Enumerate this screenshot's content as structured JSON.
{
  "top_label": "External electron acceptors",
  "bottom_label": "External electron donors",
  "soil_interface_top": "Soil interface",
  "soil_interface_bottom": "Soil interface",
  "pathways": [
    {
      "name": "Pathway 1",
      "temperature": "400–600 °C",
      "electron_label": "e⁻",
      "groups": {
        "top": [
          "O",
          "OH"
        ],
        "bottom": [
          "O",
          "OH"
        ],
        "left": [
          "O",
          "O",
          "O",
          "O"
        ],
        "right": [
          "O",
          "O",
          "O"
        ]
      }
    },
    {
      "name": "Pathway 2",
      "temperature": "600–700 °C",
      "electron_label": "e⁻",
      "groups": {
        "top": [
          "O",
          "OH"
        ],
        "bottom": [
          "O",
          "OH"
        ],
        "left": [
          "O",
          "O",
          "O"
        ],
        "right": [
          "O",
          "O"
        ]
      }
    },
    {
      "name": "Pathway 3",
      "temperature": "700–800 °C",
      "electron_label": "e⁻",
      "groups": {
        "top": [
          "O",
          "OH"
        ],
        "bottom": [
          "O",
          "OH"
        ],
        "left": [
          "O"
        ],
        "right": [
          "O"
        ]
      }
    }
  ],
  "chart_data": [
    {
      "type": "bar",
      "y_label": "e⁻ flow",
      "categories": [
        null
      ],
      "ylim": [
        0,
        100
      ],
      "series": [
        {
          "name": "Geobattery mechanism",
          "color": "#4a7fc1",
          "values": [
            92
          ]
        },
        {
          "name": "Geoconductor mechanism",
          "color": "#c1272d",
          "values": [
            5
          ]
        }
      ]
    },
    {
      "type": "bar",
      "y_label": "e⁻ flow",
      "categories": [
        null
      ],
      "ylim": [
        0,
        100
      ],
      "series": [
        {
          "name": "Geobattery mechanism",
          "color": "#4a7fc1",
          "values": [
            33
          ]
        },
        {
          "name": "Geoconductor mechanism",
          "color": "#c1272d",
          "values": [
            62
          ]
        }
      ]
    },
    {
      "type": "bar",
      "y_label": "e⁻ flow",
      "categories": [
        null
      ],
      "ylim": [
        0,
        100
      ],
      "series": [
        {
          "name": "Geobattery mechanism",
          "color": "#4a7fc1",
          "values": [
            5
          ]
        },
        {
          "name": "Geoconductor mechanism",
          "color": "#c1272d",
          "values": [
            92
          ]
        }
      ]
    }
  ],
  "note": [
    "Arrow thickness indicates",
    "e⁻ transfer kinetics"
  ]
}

⁂

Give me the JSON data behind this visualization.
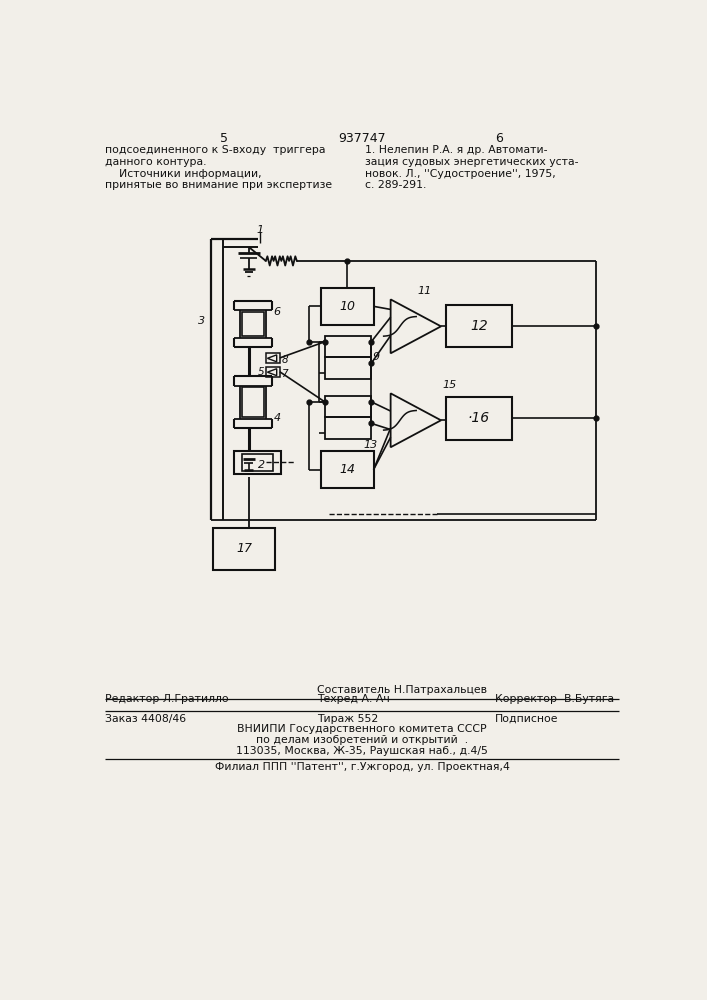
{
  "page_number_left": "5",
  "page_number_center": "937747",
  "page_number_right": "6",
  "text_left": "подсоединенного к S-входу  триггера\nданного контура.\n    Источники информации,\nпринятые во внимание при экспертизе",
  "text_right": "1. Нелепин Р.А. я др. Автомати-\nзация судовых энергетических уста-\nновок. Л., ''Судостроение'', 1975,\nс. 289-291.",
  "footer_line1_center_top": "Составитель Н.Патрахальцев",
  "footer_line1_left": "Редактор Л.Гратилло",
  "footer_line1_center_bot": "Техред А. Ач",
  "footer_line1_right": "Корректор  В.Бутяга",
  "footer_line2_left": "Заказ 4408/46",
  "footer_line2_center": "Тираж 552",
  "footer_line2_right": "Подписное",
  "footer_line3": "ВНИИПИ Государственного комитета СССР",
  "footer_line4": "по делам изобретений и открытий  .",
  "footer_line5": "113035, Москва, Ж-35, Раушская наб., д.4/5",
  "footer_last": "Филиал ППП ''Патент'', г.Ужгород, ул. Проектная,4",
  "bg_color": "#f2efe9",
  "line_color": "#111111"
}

⁂

WHAT NEEDS TO BE DONE — Show the lines where the word "JSON" appears in the entries.

CORRECT RESULT —
Enumerate this screenshot's content as structured JSON.
Give me the JSON data behind this visualization.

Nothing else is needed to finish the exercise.